** DATASET CONTENT follows **

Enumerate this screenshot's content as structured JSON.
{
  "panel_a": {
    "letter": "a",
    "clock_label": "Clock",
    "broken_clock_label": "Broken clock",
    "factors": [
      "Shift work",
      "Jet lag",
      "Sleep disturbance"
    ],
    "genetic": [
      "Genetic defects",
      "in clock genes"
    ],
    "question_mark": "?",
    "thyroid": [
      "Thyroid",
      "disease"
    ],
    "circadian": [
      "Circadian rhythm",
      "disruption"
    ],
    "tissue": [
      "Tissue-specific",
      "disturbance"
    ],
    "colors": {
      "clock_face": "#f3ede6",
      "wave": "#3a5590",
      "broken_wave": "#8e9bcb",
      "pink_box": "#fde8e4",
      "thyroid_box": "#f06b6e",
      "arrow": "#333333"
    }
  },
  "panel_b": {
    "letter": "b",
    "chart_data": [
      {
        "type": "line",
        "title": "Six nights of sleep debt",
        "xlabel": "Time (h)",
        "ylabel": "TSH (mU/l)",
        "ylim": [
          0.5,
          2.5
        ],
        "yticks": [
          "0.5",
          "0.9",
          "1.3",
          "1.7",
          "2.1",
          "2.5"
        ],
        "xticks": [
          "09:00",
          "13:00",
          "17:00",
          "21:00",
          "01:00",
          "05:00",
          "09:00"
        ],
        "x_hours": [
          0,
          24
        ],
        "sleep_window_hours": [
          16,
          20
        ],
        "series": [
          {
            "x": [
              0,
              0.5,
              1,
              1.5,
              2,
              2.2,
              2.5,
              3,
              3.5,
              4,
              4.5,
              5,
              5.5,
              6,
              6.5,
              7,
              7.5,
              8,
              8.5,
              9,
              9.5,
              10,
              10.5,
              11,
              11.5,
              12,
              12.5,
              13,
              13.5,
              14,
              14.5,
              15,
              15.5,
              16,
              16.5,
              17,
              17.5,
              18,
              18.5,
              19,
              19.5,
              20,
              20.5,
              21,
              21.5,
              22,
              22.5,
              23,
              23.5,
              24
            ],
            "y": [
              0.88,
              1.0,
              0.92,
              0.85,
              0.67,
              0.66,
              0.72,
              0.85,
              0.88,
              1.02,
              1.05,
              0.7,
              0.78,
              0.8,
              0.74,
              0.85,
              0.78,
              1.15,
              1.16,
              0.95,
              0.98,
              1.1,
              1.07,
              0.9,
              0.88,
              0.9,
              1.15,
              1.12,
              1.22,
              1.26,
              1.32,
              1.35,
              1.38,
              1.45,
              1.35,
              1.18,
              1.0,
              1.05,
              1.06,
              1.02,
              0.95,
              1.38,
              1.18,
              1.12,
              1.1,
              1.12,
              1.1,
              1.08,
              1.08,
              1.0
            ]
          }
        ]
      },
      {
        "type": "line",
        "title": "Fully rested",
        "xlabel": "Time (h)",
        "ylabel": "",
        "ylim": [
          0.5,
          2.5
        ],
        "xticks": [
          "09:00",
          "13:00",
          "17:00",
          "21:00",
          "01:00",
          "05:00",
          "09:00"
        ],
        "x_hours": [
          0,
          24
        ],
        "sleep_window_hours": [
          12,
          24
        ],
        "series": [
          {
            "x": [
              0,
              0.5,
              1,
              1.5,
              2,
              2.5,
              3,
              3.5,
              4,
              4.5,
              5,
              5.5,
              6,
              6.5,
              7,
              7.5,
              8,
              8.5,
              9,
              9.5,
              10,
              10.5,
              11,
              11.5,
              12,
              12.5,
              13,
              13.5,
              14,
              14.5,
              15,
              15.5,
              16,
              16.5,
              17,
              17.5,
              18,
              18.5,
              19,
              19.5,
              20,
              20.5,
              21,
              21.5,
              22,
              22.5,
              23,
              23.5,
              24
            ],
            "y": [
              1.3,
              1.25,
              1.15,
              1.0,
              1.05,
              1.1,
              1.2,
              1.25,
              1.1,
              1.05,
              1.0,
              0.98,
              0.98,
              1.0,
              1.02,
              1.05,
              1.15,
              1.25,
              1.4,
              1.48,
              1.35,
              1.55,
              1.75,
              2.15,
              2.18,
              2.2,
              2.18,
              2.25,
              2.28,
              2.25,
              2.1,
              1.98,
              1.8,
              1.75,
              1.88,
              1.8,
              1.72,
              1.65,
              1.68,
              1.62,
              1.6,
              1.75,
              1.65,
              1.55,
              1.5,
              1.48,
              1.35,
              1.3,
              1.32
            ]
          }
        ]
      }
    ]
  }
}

** End of DATASET CONTENT **

§ **REQUIRED WORK**
Take the entries above and return all of them exactly.

§ **SOLUTION TO THIS TASK**
Enumerate this screenshot's content as structured JSON.
{
  "panel_a": {
    "letter": "a",
    "clock_label": "Clock",
    "broken_clock_label": "Broken clock",
    "factors": [
      "Shift work",
      "Jet lag",
      "Sleep disturbance"
    ],
    "genetic": [
      "Genetic defects",
      "in clock genes"
    ],
    "question_mark": "?",
    "thyroid": [
      "Thyroid",
      "disease"
    ],
    "circadian": [
      "Circadian rhythm",
      "disruption"
    ],
    "tissue": [
      "Tissue-specific",
      "disturbance"
    ],
    "colors": {
      "clock_face": "#f3ede6",
      "wave": "#3a5590",
      "broken_wave": "#8e9bcb",
      "pink_box": "#fde8e4",
      "thyroid_box": "#f06b6e",
      "arrow": "#333333"
    }
  },
  "panel_b": {
    "letter": "b",
    "chart_data": [
      {
        "type": "line",
        "title": "Six nights of sleep debt",
        "xlabel": "Time (h)",
        "ylabel": "TSH (mU/l)",
        "ylim": [
          0.5,
          2.5
        ],
        "yticks": [
          "0.5",
          "0.9",
          "1.3",
          "1.7",
          "2.1",
          "2.5"
        ],
        "xticks": [
          "09:00",
          "13:00",
          "17:00",
          "21:00",
          "01:00",
          "05:00",
          "09:00"
        ],
        "x_hours": [
          0,
          24
        ],
        "sleep_window_hours": [
          16,
          20
        ],
        "series": [
          {
            "x": [
              0,
              0.5,
              1,
              1.5,
              2,
              2.2,
              2.5,
              3,
              3.5,
              4,
              4.5,
              5,
              5.5,
              6,
              6.5,
              7,
              7.5,
              8,
              8.5,
              9,
              9.5,
              10,
              10.5,
              11,
              11.5,
              12,
              12.5,
              13,
              13.5,
              14,
              14.5,
              15,
              15.5,
              16,
              16.5,
              17,
              17.5,
              18,
              18.5,
              19,
              19.5,
              20,
              20.5,
              21,
              21.5,
              22,
              22.5,
              23,
              23.5,
              24
            ],
            "y": [
              0.88,
              1.0,
              0.92,
              0.85,
              0.67,
              0.66,
              0.72,
              0.85,
              0.88,
              1.02,
              1.05,
              0.7,
              0.78,
              0.8,
              0.74,
              0.85,
              0.78,
              1.15,
              1.16,
              0.95,
              0.98,
              1.1,
              1.07,
              0.9,
              0.88,
              0.9,
              1.15,
              1.12,
              1.22,
              1.26,
              1.32,
              1.35,
              1.38,
              1.45,
              1.35,
              1.18,
              1.0,
              1.05,
              1.06,
              1.02,
              0.95,
              1.38,
              1.18,
              1.12,
              1.1,
              1.12,
              1.1,
              1.08,
              1.08,
              1.0
            ]
          }
        ]
      },
      {
        "type": "line",
        "title": "Fully rested",
        "xlabel": "Time (h)",
        "ylabel": "",
        "ylim": [
          0.5,
          2.5
        ],
        "xticks": [
          "09:00",
          "13:00",
          "17:00",
          "21:00",
          "01:00",
          "05:00",
          "09:00"
        ],
        "x_hours": [
          0,
          24
        ],
        "sleep_window_hours": [
          12,
          24
        ],
        "series": [
          {
            "x": [
              0,
              0.5,
              1,
              1.5,
              2,
              2.5,
              3,
              3.5,
              4,
              4.5,
              5,
              5.5,
              6,
              6.5,
              7,
              7.5,
              8,
              8.5,
              9,
              9.5,
              10,
              10.5,
              11,
              11.5,
              12,
              12.5,
              13,
              13.5,
              14,
              14.5,
              15,
              15.5,
              16,
              16.5,
              17,
              17.5,
              18,
              18.5,
              19,
              19.5,
              20,
              20.5,
              21,
              21.5,
              22,
              22.5,
              23,
              23.5,
              24
            ],
            "y": [
              1.3,
              1.25,
              1.15,
              1.0,
              1.05,
              1.1,
              1.2,
              1.25,
              1.1,
              1.05,
              1.0,
              0.98,
              0.98,
              1.0,
              1.02,
              1.05,
              1.15,
              1.25,
              1.4,
              1.48,
              1.35,
              1.55,
              1.75,
              2.15,
              2.18,
              2.2,
              2.18,
              2.25,
              2.28,
              2.25,
              2.1,
              1.98,
              1.8,
              1.75,
              1.88,
              1.8,
              1.72,
              1.65,
              1.68,
              1.62,
              1.6,
              1.75,
              1.65,
              1.55,
              1.5,
              1.48,
              1.35,
              1.3,
              1.32
            ]
          }
        ]
      }
    ]
  }
}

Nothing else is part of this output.